▶ Challenge 1: List the distinct usernames of everyone who posts in the forum thread on Russian verbs of pouring.
▶ Challenge 2: Write out the stretch of the forum thread on Russian verbs of pouring from "Нали́ть: pour sth" through "into another liquid.", word for word.

▶ Document extract:
+-------+
Нали́ть: pour sth onto sth, or into some container. The verb is semantically focused on the destination of the liquid (though, again, the original container can be specified) and doesn't presume emptying the original container.
"Налить чай из чайника в чашку."

Cf. also вли́ть, most typically used for pouring some liquid into another liquid.


----------



## Konstantinos

And what about пролить? Does it make the same sense as the вылить?

Чай остыл, и я вылил его.
Чай остыл, и я пролил его.


----------



## nizzebro

Konstantinos said:


> And what about пролить?


spill; accidentally let the liquid out. _Я споткнулся/резко повернулся и пролил чай
Вылить _is intentional.

In_ пролить, _the sense is probably by analogy with _пропустить -_ to let go/to miss, literally like "trough-pass". Sometimes the logic of a prefix is not so evident, or maybe formed by just taking the most suitable free option.


----------



## Konstantinos

Thanks. 
And Am I right about these two? полить = to start pouring, залить = to flood?


----------



## Awwal12

Konstantinos said:


> And what about пролить


"To spill" (plus some more marginal usages). I.e., basically, to inadvertently allow some part of the liquid to flow from the original container, potentially also staining some surface or just making it wet as a result: пролить что-л. (из чего-л.) (на что-л.)

Cf. разли́ть (which also implies that all the liquid was spilled and/or it covered a particularly large surface): разлить что-л.  (по чему-л.).


----------



## nizzebro

Konstantinos said:


> Thanks.
> And Am I right about these two? полить = to start pouring, залить = to flood?


_полить _- to start pouring; but also it could mean to pour some surface with smth, or to water (a plant).
This verb shows two implementations of по-: initially it is about a portion of a process, but in unidirectional motion verbs, it is about a starting phase and so pragmatically means beginning of motion; _полить_ uses this approach for its first, intransitive, meaning - while not a motion verb, it is close to this category. The second, transitive, meaning, uses the basic logic of "having that process for some time necessary for a relevant purpose".

_залить - _to flood a surface, or to pour a liquid into a tank (e.g. gas). _За-_ implies "behind", "other side", or crossing some threshold; in the former meaning it is rendered as covering the whole area, in the latter - as moving to the other side of the container.


----------



## Awwal12

Konstantinos said:


> Thanks.
> And Am I right about these two? полить = to start pouring, залить = to flood?


Зали́ть:
- "to flood", "to pour the liquid so that the object gets completely submerged" ("зали́ть ча́йные ли́стья кипятко́м"); 
- "to fill a container with the liquid", or "to pour all the liquid into the container", generally formal ("зали́ть то́пливо в ба́к");
- "to spill the liquid so that it covers a large portion of the object" ("зали́ть руба́шку черни́лами");
- "to extinguish (a fire) by pouring the liquid into the fire" ("зали́ть ого́нь пи́вом").

Поли́ть:
- "to start pouring" ("в по́лдень поли́л до́ждь");
- "to pour for a while" ("до́ждь поли́л немно́го и переста́л"; "поле́й мне́ на́ руки, пожа́луйста");
- "to water" ("не забу́дь поли́ть цветы́").


----------



## Konstantinos

Now I don't understand why the initial clause:

Чай остыл, и я вылил его.
+-------+
▶ Data:
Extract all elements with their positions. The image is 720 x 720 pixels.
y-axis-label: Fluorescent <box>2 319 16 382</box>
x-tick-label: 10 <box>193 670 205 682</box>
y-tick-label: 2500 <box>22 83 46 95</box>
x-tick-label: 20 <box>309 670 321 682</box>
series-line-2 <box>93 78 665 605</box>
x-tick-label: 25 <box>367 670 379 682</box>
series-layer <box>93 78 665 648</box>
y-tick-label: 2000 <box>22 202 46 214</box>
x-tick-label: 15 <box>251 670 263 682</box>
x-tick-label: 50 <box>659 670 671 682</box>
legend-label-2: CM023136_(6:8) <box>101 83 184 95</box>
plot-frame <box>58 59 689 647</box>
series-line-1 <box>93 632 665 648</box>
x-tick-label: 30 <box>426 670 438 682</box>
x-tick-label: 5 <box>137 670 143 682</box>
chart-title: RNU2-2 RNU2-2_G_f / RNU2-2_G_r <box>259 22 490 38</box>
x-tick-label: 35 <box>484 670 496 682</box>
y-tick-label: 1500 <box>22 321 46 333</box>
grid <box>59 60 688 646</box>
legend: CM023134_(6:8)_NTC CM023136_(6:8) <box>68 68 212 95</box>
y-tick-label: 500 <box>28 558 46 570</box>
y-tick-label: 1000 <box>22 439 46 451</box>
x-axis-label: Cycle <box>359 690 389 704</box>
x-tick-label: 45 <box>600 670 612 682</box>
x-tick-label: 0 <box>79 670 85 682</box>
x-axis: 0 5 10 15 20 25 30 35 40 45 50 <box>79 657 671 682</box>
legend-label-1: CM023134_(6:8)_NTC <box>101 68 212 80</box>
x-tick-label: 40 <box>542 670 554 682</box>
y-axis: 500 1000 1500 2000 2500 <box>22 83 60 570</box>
+-------+
▶ Reply 1: Konstantinos, nizzebro, Awwal12

▶ Reply 2:
Нали́ть: pour sth onto sth, or into some container. The verb is semantically focused on the destination of the liquid (though, again, the original container can be specified) and doesn't presume emptying the original container.
"Налить чай из чайника в чашку."

Cf. also вли́ть, most typically used for pouring some liquid into another liquid.